# WORK INSTRUCTIONS:
Search the material for the word "title" and report each line where it turns up.
=======
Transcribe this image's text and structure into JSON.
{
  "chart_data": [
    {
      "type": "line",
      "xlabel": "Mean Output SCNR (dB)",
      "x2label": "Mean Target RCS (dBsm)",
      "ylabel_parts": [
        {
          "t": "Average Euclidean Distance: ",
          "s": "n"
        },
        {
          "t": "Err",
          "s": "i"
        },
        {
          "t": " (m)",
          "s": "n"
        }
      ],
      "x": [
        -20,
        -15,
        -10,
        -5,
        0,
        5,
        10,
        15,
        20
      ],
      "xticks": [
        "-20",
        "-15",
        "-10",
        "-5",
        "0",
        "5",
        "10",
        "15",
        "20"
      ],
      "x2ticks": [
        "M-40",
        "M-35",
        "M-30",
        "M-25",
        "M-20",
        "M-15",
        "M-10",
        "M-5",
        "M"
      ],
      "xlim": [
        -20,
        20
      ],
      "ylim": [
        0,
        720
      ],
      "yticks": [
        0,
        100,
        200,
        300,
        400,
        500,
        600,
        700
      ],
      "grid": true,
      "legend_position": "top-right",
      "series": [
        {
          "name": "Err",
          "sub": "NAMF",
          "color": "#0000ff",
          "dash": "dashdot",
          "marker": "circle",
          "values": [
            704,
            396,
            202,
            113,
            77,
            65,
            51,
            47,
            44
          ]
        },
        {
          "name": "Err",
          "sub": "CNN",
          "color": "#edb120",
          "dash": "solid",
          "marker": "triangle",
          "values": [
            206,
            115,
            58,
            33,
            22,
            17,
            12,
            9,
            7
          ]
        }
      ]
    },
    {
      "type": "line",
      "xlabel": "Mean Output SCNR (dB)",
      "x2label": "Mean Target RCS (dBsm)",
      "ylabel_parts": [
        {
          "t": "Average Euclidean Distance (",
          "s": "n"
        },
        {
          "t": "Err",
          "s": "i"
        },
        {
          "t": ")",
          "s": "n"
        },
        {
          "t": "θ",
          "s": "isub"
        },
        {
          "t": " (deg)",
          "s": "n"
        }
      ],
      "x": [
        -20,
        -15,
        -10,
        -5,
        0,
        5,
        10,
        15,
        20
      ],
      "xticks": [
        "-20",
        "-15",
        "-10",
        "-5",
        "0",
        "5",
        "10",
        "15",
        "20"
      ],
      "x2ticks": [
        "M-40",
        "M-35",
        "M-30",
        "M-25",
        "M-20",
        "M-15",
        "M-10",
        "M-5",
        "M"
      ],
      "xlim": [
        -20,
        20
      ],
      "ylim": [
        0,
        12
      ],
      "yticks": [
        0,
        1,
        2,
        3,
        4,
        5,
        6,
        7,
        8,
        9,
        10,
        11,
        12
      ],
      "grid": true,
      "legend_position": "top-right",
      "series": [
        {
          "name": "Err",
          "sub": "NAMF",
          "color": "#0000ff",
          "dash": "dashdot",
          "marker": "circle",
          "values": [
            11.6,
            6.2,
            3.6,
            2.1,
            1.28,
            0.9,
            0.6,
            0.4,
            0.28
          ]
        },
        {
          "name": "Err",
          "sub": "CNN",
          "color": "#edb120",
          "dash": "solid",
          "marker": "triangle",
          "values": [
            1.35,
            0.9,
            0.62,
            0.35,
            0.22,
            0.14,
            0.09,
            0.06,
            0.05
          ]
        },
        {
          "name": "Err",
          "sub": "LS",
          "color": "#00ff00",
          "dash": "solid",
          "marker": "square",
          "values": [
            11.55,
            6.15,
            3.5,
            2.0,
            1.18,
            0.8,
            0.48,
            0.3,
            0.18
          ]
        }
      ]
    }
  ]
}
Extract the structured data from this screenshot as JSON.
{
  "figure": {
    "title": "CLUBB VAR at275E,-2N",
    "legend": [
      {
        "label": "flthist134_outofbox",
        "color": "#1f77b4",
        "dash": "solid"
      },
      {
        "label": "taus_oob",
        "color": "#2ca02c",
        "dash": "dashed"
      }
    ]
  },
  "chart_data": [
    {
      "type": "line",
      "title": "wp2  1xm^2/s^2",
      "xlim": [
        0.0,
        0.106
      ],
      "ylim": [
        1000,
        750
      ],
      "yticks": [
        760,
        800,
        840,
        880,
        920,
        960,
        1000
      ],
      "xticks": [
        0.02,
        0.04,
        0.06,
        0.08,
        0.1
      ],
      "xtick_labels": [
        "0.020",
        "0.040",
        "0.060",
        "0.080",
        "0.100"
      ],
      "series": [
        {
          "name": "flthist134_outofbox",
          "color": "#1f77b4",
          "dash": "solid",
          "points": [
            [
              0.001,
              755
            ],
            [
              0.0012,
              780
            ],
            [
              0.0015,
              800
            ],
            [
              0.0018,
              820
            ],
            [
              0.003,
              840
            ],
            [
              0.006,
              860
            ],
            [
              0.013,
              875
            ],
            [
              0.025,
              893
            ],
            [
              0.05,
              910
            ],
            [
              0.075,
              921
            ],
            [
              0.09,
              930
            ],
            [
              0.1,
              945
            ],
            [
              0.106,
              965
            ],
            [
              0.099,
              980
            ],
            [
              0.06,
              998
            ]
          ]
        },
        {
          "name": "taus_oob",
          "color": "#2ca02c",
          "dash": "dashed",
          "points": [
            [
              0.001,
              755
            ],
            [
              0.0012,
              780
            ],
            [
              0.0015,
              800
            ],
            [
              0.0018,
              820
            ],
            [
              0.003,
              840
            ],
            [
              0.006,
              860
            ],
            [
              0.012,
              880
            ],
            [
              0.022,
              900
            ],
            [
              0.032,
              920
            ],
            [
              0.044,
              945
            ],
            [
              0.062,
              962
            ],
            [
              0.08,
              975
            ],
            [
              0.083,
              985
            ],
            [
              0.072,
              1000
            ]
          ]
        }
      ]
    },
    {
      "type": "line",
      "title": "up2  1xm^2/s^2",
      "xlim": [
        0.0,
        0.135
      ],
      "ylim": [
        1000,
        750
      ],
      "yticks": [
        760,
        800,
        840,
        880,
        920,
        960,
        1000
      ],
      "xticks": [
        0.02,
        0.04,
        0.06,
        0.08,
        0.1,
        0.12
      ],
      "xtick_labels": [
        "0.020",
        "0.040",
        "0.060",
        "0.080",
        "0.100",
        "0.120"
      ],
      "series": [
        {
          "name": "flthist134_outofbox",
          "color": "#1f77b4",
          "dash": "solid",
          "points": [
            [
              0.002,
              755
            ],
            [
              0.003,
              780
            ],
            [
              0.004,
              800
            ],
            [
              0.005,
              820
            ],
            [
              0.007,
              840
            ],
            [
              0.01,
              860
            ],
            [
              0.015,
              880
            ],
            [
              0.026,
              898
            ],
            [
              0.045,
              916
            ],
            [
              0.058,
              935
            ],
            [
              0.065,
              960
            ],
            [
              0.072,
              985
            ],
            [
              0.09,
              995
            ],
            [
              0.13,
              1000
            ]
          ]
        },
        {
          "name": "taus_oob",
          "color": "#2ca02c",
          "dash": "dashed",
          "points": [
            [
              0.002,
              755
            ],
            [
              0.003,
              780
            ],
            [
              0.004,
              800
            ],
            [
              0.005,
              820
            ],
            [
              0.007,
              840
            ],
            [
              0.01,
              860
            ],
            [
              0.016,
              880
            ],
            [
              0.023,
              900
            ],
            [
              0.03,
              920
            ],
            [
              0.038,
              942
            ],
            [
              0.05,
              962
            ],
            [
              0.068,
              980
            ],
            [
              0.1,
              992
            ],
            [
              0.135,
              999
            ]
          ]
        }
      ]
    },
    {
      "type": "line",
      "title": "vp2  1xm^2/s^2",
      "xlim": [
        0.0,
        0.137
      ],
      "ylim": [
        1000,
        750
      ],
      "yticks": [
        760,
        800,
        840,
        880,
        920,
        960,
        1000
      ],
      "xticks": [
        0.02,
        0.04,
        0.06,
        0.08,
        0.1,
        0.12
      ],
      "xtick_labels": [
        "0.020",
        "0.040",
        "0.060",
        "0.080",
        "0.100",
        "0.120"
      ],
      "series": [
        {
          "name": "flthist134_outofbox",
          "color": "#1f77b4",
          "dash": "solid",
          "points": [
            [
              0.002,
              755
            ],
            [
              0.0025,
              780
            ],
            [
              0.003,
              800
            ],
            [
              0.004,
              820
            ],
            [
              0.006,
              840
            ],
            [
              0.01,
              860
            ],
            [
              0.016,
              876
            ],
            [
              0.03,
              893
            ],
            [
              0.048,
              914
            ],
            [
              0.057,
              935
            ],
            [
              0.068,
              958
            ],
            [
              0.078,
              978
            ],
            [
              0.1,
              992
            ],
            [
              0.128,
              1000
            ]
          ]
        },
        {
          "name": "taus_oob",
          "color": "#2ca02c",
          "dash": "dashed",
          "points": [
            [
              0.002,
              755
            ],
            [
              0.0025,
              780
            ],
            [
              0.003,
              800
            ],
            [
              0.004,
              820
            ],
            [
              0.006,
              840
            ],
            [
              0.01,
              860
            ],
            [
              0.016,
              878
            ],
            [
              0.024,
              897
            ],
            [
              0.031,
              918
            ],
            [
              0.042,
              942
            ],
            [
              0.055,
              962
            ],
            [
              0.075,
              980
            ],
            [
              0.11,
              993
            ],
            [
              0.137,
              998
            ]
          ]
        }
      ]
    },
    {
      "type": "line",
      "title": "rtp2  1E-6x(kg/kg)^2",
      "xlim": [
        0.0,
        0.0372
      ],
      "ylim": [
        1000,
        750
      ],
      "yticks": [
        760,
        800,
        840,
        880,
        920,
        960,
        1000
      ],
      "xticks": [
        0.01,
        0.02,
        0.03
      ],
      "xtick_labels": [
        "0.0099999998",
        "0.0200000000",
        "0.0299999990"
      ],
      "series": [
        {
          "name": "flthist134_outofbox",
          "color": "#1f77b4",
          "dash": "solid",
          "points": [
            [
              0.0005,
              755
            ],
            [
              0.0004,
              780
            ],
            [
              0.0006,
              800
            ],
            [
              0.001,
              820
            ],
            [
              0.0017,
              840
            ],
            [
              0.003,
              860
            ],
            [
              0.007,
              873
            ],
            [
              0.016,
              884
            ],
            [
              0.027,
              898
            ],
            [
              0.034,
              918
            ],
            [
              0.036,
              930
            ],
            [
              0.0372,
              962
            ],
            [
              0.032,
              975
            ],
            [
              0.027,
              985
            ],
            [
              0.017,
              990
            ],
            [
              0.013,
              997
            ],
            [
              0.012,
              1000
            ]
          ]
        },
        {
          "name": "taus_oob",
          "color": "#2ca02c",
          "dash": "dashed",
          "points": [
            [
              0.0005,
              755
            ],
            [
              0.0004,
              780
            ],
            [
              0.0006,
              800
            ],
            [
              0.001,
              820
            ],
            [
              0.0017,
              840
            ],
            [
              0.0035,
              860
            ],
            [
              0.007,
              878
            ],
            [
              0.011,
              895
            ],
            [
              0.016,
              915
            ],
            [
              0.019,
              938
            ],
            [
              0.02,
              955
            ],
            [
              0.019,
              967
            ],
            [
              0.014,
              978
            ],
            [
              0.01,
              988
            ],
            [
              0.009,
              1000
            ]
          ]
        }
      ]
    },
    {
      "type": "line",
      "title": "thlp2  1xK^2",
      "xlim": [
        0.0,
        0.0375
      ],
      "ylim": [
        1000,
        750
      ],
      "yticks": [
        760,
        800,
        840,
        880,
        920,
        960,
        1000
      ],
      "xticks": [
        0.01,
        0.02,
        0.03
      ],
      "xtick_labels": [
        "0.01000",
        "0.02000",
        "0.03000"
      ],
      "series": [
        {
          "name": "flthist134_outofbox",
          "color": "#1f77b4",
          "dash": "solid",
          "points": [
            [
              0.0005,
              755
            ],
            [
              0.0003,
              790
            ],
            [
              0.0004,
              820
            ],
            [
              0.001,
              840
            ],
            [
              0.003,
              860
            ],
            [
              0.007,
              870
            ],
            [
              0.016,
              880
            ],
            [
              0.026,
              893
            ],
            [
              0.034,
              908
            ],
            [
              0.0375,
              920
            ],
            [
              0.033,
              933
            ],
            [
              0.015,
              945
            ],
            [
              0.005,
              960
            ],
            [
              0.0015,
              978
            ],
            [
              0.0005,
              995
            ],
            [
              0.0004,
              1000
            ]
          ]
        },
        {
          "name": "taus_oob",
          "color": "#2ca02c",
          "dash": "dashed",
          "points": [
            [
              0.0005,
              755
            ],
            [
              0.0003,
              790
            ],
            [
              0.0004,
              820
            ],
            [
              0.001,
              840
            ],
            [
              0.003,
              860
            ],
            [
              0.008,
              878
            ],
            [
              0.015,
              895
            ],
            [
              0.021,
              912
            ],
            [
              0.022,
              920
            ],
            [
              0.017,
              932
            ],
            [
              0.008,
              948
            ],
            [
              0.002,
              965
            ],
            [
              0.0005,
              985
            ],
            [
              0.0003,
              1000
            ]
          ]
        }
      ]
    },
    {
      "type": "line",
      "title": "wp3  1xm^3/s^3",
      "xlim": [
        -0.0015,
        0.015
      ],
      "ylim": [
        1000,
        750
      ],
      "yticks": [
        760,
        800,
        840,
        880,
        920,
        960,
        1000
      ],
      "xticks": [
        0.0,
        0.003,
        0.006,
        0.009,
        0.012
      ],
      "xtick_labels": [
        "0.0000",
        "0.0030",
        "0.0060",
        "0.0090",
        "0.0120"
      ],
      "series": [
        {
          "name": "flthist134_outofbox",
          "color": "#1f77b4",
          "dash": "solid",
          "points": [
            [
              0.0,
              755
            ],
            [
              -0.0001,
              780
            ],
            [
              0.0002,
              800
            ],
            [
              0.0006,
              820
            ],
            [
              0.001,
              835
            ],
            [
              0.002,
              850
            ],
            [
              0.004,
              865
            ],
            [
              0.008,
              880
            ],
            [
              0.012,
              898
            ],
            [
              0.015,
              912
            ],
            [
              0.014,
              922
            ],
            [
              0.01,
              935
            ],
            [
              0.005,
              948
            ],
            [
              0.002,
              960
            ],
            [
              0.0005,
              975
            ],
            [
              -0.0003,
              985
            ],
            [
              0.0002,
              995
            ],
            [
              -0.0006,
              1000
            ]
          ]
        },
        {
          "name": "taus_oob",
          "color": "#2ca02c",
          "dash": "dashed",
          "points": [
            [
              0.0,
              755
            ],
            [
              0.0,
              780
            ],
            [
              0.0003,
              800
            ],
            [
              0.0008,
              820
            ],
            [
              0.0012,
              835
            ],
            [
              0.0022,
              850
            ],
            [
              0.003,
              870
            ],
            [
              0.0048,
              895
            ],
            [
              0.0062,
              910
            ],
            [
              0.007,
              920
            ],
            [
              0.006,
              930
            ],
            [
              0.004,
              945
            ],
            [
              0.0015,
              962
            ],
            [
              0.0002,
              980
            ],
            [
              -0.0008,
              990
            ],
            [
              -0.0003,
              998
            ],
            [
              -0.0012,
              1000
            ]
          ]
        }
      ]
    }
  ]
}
=======
# TASK RESPONSE:
    "title": "CLUBB VAR at275E,-2N",
      "title": "wp2  1xm^2/s^2",
      "title": "up2  1xm^2/s^2",
      "title": "vp2  1xm^2/s^2",
      "title": "rtp2  1E-6x(kg/kg)^2",
      "title": "thlp2  1xK^2",
      "title": "wp3  1xm^3/s^3",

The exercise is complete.